**Work to be completed**
Keep only those lines of the records that include the string "color".

=-=-=-=-=

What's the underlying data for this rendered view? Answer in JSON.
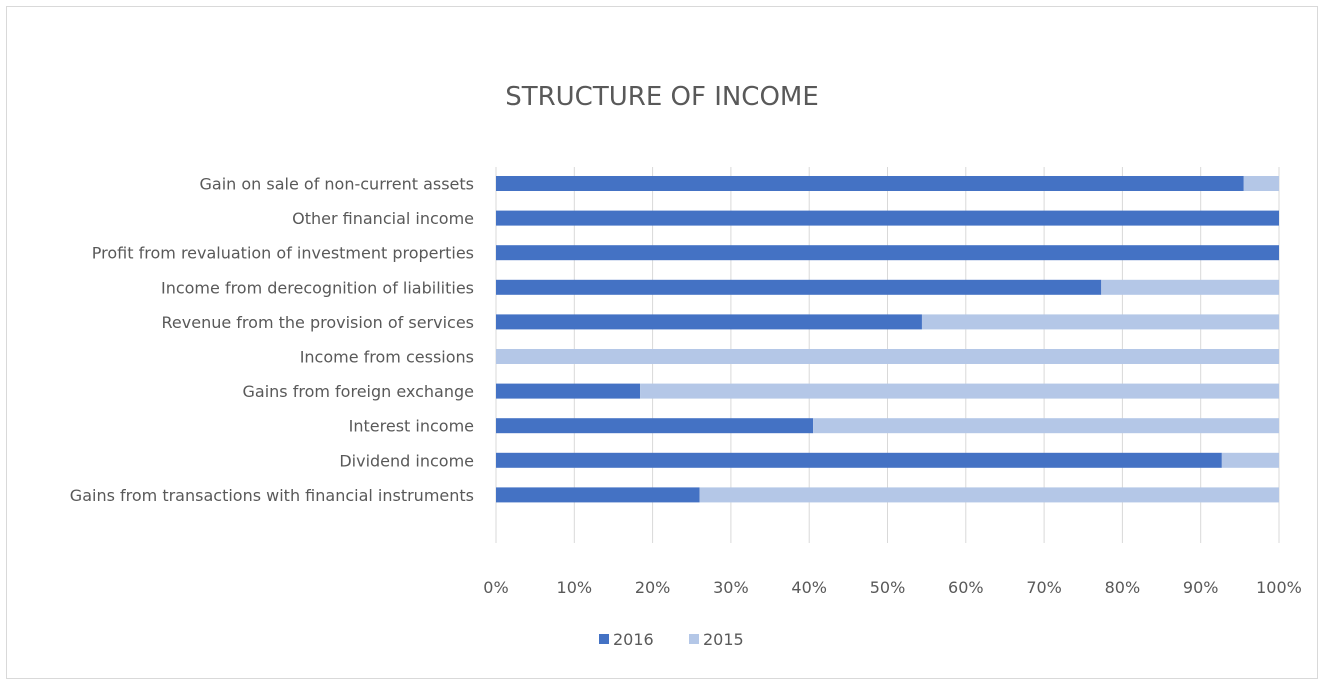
{
  "chart_data": {
    "type": "bar",
    "orientation": "horizontal",
    "stacked": "percent",
    "title": "STRUCTURE OF INCOME",
    "categories": [
      "Gain on sale of non-current assets",
      "Other financial income",
      "Profit from revaluation of investment properties",
      "Income from derecognition of liabilities",
      "Revenue from the provision of services",
      "Income from cessions",
      "Gains from foreign exchange",
      "Interest income",
      "Dividend income",
      "Gains from transactions with financial instruments"
    ],
    "series": [
      {
        "name": "2016",
        "color": "#4472c4",
        "values": [
          95.5,
          100,
          100,
          77.3,
          54.4,
          0,
          18.4,
          40.5,
          92.7,
          26.0
        ]
      },
      {
        "name": "2015",
        "color": "#b4c7e7",
        "values": [
          4.5,
          0,
          0,
          22.7,
          45.6,
          100,
          81.6,
          59.5,
          7.3,
          74.0
        ]
      }
    ],
    "xlim": [
      0,
      100
    ],
    "xticks": [
      "0%",
      "10%",
      "20%",
      "30%",
      "40%",
      "50%",
      "60%",
      "70%",
      "80%",
      "90%",
      "100%"
    ],
    "grid": true,
    "legend": "bottom"
  }
}
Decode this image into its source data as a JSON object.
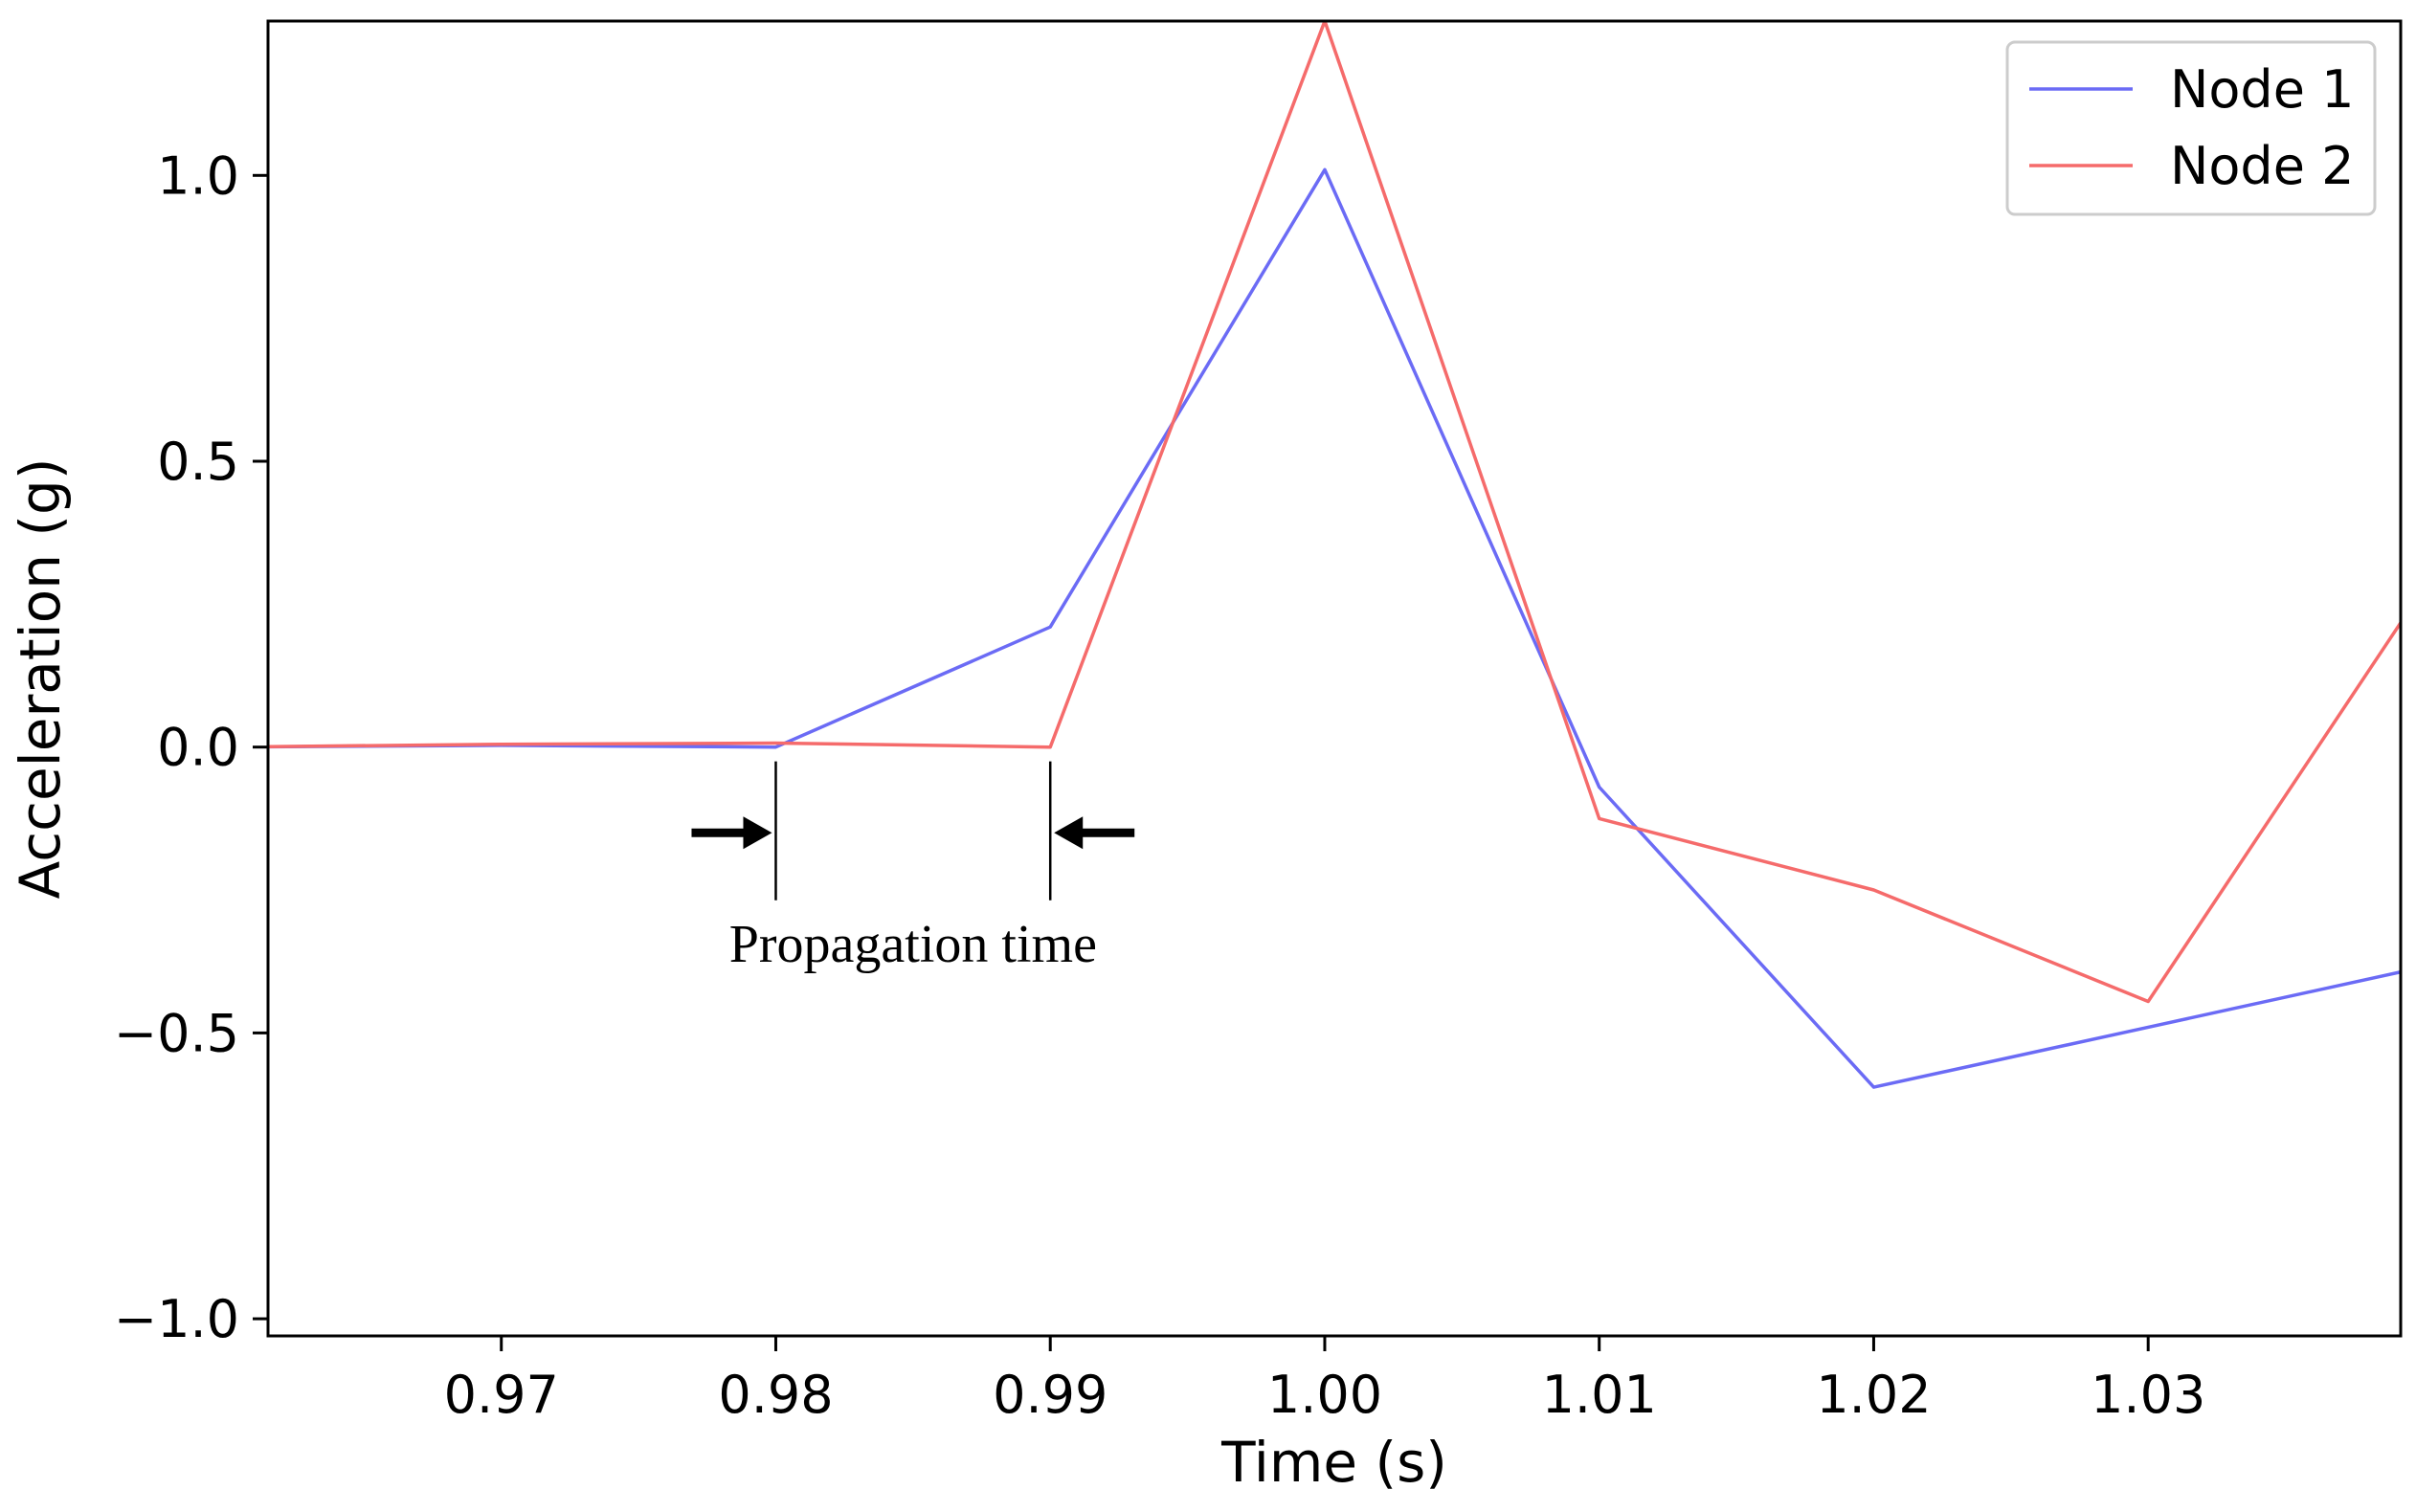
{
  "chart_data": {
    "type": "line",
    "title": "",
    "xlabel": "Time (s)",
    "ylabel": "Acceleration (g)",
    "xlim": [
      0.9615,
      1.0392
    ],
    "ylim": [
      -1.03,
      1.27
    ],
    "grid": false,
    "x": [
      0.96,
      0.97,
      0.98,
      0.99,
      1.0,
      1.01,
      1.02,
      1.03,
      1.04
    ],
    "x_ticks": [
      0.97,
      0.98,
      0.99,
      1.0,
      1.01,
      1.02,
      1.03
    ],
    "x_tick_labels": [
      "0.97",
      "0.98",
      "0.99",
      "1.00",
      "1.01",
      "1.02",
      "1.03"
    ],
    "y_ticks": [
      1.0,
      0.5,
      0.0,
      -0.5,
      -1.0
    ],
    "y_tick_labels": [
      "1.0",
      "0.5",
      "0.0",
      "−0.5",
      "−1.0"
    ],
    "series": [
      {
        "name": "Node 1",
        "color": "#6b6bf5",
        "values": [
          0.0,
          0.003,
          0.0,
          0.21,
          1.01,
          -0.07,
          -0.595,
          -0.49,
          -0.385
        ]
      },
      {
        "name": "Node 2",
        "color": "#f56b6b",
        "values": [
          0.0,
          0.005,
          0.007,
          0.0,
          1.27,
          -0.125,
          -0.25,
          -0.445,
          0.275
        ]
      }
    ],
    "legend": {
      "position": "top-right",
      "entries": [
        "Node 1",
        "Node 2"
      ]
    },
    "annotations": [
      {
        "text": "Propagation time",
        "from_x": 0.98,
        "to_x": 0.99,
        "level_y": -0.15
      }
    ]
  }
}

=-=-=-=-=

**Task solution**
        "color": "#4472c4",
        "color": "#b4c7e7",
        "color": "#6b6bf5",
        "color": "#f56b6b",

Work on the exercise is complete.